---------- INFORMATION PROVIDED ----------

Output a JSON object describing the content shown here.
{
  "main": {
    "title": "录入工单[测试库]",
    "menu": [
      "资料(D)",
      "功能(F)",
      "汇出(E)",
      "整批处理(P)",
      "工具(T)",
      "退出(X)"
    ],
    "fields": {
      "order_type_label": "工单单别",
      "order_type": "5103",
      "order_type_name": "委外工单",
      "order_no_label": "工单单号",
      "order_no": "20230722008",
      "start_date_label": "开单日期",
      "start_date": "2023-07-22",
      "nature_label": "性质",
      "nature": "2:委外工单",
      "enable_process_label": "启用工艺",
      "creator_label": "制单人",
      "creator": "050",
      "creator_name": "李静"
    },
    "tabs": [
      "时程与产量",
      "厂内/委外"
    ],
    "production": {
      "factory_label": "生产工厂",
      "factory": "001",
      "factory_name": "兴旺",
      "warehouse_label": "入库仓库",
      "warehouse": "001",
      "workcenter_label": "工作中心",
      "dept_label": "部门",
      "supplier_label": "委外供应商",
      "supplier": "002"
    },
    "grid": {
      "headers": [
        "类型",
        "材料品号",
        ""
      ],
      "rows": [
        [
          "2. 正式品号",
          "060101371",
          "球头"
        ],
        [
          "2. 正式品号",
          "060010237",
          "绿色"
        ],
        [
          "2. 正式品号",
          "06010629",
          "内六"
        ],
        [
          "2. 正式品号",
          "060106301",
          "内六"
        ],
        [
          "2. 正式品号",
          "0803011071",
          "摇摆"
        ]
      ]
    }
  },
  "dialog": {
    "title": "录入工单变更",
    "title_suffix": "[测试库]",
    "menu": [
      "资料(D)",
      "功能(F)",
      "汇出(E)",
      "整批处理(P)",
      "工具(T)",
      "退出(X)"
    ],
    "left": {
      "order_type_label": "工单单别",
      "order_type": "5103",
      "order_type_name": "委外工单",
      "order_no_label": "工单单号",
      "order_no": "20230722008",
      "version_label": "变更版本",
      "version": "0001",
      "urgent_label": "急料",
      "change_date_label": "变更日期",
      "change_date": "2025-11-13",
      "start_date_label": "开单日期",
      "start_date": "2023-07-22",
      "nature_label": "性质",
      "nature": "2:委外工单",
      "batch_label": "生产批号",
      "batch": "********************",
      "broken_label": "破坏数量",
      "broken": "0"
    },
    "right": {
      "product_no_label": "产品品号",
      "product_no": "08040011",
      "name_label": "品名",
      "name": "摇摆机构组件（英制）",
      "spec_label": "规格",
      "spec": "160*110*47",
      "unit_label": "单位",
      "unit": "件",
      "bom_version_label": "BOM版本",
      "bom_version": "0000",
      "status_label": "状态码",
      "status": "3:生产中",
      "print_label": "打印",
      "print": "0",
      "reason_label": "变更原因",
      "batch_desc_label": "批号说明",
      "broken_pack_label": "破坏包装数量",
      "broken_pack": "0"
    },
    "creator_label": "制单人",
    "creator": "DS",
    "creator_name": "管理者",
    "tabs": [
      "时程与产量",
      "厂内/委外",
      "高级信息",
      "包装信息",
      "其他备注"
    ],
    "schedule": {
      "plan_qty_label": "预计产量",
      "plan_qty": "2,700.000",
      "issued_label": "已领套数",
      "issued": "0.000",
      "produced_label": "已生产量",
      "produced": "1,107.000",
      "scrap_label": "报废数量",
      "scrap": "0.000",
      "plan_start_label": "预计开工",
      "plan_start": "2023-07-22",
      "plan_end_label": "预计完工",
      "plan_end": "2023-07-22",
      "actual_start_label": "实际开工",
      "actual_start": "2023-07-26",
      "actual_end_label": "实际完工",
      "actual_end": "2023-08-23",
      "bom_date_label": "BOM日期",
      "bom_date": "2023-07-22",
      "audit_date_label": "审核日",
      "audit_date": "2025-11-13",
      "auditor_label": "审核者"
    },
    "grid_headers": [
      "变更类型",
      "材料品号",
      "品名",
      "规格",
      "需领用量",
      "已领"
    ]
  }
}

----------

_OBJECTIVE:_ Extract every line above exactly as it stands.

_TASK RESULT:_
Output a JSON object describing the content shown here.
{
  "main": {
    "title": "录入工单[测试库]",
    "menu": [
      "资料(D)",
      "功能(F)",
      "汇出(E)",
      "整批处理(P)",
      "工具(T)",
      "退出(X)"
    ],
    "fields": {
      "order_type_label": "工单单别",
      "order_type": "5103",
      "order_type_name": "委外工单",
      "order_no_label": "工单单号",
      "order_no": "20230722008",
      "start_date_label": "开单日期",
      "start_date": "2023-07-22",
      "nature_label": "性质",
      "nature": "2:委外工单",
      "enable_process_label": "启用工艺",
      "creator_label": "制单人",
      "creator": "050",
      "creator_name": "李静"
    },
    "tabs": [
      "时程与产量",
      "厂内/委外"
    ],
    "production": {
      "factory_label": "生产工厂",
      "factory": "001",
      "factory_name": "兴旺",
      "warehouse_label": "入库仓库",
      "warehouse": "001",
      "workcenter_label": "工作中心",
      "dept_label": "部门",
      "supplier_label": "委外供应商",
      "supplier": "002"
    },
    "grid": {
      "headers": [
        "类型",
        "材料品号",
        ""
      ],
      "rows": [
        [
          "2. 正式品号",
          "060101371",
          "球头"
        ],
        [
          "2. 正式品号",
          "060010237",
          "绿色"
        ],
        [
          "2. 正式品号",
          "06010629",
          "内六"
        ],
        [
          "2. 正式品号",
          "060106301",
          "内六"
        ],
        [
          "2. 正式品号",
          "0803011071",
          "摇摆"
        ]
      ]
    }
  },
  "dialog": {
    "title": "录入工单变更",
    "title_suffix": "[测试库]",
    "menu": [
      "资料(D)",
      "功能(F)",
      "汇出(E)",
      "整批处理(P)",
      "工具(T)",
      "退出(X)"
    ],
    "left": {
      "order_type_label": "工单单别",
      "order_type": "5103",
      "order_type_name": "委外工单",
      "order_no_label": "工单单号",
      "order_no": "20230722008",
      "version_label": "变更版本",
      "version": "0001",
      "urgent_label": "急料",
      "change_date_label": "变更日期",
      "change_date": "2025-11-13",
      "start_date_label": "开单日期",
      "start_date": "2023-07-22",
      "nature_label": "性质",
      "nature": "2:委外工单",
      "batch_label": "生产批号",
      "batch": "********************",
      "broken_label": "破坏数量",
      "broken": "0"
    },
    "right": {
      "product_no_label": "产品品号",
      "product_no": "08040011",
      "name_label": "品名",
      "name": "摇摆机构组件（英制）",
      "spec_label": "规格",
      "spec": "160*110*47",
      "unit_label": "单位",
      "unit": "件",
      "bom_version_label": "BOM版本",
      "bom_version": "0000",
      "status_label": "状态码",
      "status": "3:生产中",
      "print_label": "打印",
      "print": "0",
      "reason_label": "变更原因",
      "batch_desc_label": "批号说明",
      "broken_pack_label": "破坏包装数量",
      "broken_pack": "0"
    },
    "creator_label": "制单人",
    "creator": "DS",
    "creator_name": "管理者",
    "tabs": [
      "时程与产量",
      "厂内/委外",
      "高级信息",
      "包装信息",
      "其他备注"
    ],
    "schedule": {
      "plan_qty_label": "预计产量",
      "plan_qty": "2,700.000",
      "issued_label": "已领套数",
      "issued": "0.000",
      "produced_label": "已生产量",
      "produced": "1,107.000",
      "scrap_label": "报废数量",
      "scrap": "0.000",
      "plan_start_label": "预计开工",
      "plan_start": "2023-07-22",
      "plan_end_label": "预计完工",
      "plan_end": "2023-07-22",
      "actual_start_label": "实际开工",
      "actual_start": "2023-07-26",
      "actual_end_label": "实际完工",
      "actual_end": "2023-08-23",
      "bom_date_label": "BOM日期",
      "bom_date": "2023-07-22",
      "audit_date_label": "审核日",
      "audit_date": "2025-11-13",
      "auditor_label": "审核者"
    },
    "grid_headers": [
      "变更类型",
      "材料品号",
      "品名",
      "规格",
      "需领用量",
      "已领"
    ]
  }
}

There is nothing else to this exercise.